-- Start of Records provided --
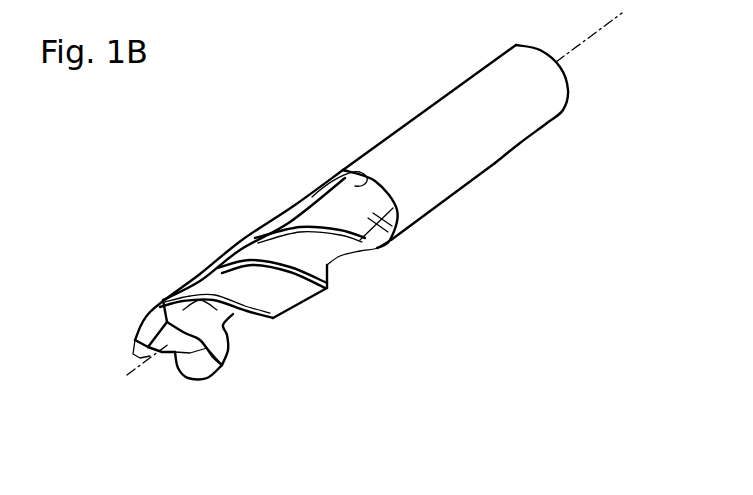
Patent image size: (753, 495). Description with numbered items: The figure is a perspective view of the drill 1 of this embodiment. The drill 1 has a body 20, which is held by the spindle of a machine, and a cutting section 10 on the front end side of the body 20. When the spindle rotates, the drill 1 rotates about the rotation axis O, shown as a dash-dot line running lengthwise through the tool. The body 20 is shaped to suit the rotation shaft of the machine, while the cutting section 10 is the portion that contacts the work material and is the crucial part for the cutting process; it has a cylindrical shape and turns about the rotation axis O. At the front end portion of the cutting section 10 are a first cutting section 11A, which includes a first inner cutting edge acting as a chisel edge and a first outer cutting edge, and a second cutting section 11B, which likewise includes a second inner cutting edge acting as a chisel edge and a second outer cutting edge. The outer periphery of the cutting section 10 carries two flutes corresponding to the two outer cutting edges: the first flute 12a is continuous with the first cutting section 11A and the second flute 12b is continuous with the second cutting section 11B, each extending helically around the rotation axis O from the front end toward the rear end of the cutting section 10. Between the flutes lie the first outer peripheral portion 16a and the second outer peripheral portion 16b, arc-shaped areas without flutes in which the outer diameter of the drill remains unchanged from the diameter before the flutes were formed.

The drill 1 is at (262, 156).
The rotation axis O is at (374, 187).
The cutting section 10 is at (326, 163).
The body 20 is at (506, 22).
The first cutting section 11A is at (183, 377).
The second cutting section 11B is at (148, 347).
The first flute 12a is at (217, 323).
The second flute 12b is at (323, 255).
The first outer peripheral portion 16a is at (263, 282).
The second outer peripheral portion 16b is at (393, 237).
-- End of Records provided --
** Required work **
Which of the lines above contain the word "rotation"? Copy each of those lines.

** Right answer **
Patent image size: (753, 495). Description with numbered items: The figure is a perspective view of the drill 1 of this embodiment. The drill 1 has a body 20, which is held by the spindle of a machine, and a cutting section 10 on the front end side of the body 20. When the spindle rotates, the drill 1 rotates about the rotation axis O, shown as a dash-dot line running lengthwise through the tool. The body 20 is shaped to suit the rotation shaft of the machine, while the cutting section 10 is the portion that contacts the work material and is the crucial part for the cutting process; it has a cylindrical shape and turns about the rotation axis O. At the front end portion of the cutting section 10 are a first cutting section 11A, which includes a first inner cutting edge acting as a chisel edge and a first outer cutting edge, and a second cutting section 11B, which likewise includes a second inner cutting edge acting as a chisel edge and a second outer cutting edge. The outer periphery of the cutting section 10 carries two flutes corresponding to the two outer cutting edges: the first flute 12a is continuous with the first cutting section 11A and the second flute 12b is continuous with the second cutting section 11B, each extending helically around the rotation axis O from the front end toward the rear end of the cutting section 10. Between the flutes lie the first outer peripheral portion 16a and the second outer peripheral portion 16b, arc-shaped areas without flutes in which the outer diameter of the drill remains unchanged from the diameter before the flutes were formed.
The rotation axis O is at (374, 187).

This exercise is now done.